# Data records:
════

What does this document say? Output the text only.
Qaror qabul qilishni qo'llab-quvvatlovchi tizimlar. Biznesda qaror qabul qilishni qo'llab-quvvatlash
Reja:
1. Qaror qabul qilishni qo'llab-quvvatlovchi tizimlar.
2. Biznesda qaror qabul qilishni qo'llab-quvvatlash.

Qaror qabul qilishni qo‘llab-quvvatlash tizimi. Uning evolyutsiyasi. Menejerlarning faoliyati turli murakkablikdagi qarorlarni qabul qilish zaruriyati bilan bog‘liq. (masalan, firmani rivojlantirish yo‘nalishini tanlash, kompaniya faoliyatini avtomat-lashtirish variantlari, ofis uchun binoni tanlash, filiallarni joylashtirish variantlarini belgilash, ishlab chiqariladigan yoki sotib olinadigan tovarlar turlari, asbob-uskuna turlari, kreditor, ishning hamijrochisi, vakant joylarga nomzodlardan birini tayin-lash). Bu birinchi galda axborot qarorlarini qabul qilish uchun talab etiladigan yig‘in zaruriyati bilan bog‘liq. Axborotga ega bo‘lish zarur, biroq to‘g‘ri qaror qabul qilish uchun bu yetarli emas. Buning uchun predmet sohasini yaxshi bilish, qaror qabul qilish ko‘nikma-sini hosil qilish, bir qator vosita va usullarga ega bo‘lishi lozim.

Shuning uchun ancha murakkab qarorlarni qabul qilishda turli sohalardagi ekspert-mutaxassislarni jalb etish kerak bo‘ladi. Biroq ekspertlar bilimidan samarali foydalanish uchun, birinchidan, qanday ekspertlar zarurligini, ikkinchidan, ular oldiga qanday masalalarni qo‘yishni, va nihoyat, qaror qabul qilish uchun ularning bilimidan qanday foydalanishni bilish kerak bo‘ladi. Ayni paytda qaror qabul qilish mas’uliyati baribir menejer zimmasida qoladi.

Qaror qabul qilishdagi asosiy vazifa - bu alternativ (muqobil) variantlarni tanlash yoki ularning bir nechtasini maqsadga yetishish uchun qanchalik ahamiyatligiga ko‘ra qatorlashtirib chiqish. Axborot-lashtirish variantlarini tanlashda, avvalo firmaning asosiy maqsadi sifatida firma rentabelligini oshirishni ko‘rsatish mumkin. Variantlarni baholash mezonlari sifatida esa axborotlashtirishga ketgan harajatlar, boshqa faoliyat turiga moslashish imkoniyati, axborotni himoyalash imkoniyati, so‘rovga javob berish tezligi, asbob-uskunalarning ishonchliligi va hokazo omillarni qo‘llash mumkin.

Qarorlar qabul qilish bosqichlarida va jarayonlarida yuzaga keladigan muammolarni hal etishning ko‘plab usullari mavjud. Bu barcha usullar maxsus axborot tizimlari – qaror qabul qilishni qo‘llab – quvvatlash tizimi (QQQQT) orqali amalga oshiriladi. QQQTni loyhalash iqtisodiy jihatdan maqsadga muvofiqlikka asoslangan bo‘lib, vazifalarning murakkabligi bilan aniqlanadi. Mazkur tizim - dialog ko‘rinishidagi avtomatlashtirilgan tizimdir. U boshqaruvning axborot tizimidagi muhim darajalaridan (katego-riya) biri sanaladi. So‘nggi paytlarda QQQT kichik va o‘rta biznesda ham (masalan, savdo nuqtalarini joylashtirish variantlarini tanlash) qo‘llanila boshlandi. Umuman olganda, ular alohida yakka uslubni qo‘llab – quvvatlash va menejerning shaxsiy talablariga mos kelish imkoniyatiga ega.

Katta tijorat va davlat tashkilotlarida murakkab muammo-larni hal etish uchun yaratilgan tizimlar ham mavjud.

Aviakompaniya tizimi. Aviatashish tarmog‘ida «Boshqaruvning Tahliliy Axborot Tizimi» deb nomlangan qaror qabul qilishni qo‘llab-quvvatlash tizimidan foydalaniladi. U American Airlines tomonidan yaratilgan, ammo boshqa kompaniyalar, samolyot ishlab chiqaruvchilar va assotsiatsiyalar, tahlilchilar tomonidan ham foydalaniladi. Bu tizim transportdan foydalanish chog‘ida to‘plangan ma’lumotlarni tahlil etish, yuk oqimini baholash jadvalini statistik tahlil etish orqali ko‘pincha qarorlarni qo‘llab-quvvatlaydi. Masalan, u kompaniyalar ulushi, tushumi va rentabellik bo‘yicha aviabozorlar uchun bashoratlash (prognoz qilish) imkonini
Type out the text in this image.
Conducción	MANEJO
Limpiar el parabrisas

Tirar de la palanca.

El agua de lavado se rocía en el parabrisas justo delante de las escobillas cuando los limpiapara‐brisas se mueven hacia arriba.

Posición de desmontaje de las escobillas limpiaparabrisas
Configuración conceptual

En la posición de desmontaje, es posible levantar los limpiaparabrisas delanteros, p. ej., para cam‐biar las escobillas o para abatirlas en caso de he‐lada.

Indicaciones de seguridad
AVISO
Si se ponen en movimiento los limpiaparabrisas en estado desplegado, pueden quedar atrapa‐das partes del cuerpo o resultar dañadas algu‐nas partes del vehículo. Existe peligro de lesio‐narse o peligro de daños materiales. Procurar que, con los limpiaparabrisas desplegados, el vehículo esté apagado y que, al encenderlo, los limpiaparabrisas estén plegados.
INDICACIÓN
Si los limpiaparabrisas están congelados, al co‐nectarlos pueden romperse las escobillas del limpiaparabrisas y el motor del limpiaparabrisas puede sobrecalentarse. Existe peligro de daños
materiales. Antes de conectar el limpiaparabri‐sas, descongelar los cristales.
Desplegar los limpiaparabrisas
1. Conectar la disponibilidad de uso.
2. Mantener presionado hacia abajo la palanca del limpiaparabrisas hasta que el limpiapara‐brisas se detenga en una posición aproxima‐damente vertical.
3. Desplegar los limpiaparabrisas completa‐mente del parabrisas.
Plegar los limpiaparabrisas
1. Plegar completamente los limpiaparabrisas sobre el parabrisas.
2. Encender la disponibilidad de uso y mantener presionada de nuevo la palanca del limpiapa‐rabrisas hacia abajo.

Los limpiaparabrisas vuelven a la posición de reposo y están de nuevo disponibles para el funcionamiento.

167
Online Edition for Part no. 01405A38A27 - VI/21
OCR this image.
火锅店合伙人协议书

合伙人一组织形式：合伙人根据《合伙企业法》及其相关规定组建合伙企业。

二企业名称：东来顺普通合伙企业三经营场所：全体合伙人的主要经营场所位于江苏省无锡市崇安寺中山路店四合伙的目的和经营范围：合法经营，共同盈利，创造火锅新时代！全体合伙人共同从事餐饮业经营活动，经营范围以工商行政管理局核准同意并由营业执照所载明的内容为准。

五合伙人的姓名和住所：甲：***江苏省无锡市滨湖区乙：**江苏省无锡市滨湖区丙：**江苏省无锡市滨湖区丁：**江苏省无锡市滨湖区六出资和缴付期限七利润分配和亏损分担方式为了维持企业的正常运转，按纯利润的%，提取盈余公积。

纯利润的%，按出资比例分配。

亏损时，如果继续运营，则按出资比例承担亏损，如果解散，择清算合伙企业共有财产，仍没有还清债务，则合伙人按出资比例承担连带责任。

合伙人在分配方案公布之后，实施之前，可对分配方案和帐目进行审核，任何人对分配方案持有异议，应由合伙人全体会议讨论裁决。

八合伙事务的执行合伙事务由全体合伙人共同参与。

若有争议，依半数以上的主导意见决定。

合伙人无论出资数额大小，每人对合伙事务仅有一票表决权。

════

# TASK OBJECTIVE:
Nothing outside the span should appear: transcribe the lines from the one containing "OCR this image." through the last line of the records.

# RESULT OF THIS TASK:
OCR this image.
火锅店合伙人协议书

合伙人一组织形式：合伙人根据《合伙企业法》及其相关规定组建合伙企业。

二企业名称：东来顺普通合伙企业三经营场所：全体合伙人的主要经营场所位于江苏省无锡市崇安寺中山路店四合伙的目的和经营范围：合法经营，共同盈利，创造火锅新时代！全体合伙人共同从事餐饮业经营活动，经营范围以工商行政管理局核准同意并由营业执照所载明的内容为准。

五合伙人的姓名和住所：甲：***江苏省无锡市滨湖区乙：**江苏省无锡市滨湖区丙：**江苏省无锡市滨湖区丁：**江苏省无锡市滨湖区六出资和缴付期限七利润分配和亏损分担方式为了维持企业的正常运转，按纯利润的%，提取盈余公积。

纯利润的%，按出资比例分配。

亏损时，如果继续运营，则按出资比例承担亏损，如果解散，择清算合伙企业共有财产，仍没有还清债务，则合伙人按出资比例承担连带责任。

合伙人在分配方案公布之后，实施之前，可对分配方案和帐目进行审核，任何人对分配方案持有异议，应由合伙人全体会议讨论裁决。

八合伙事务的执行合伙事务由全体合伙人共同参与。

若有争议，依半数以上的主导意见决定。

合伙人无论出资数额大小，每人对合伙事务仅有一票表决权。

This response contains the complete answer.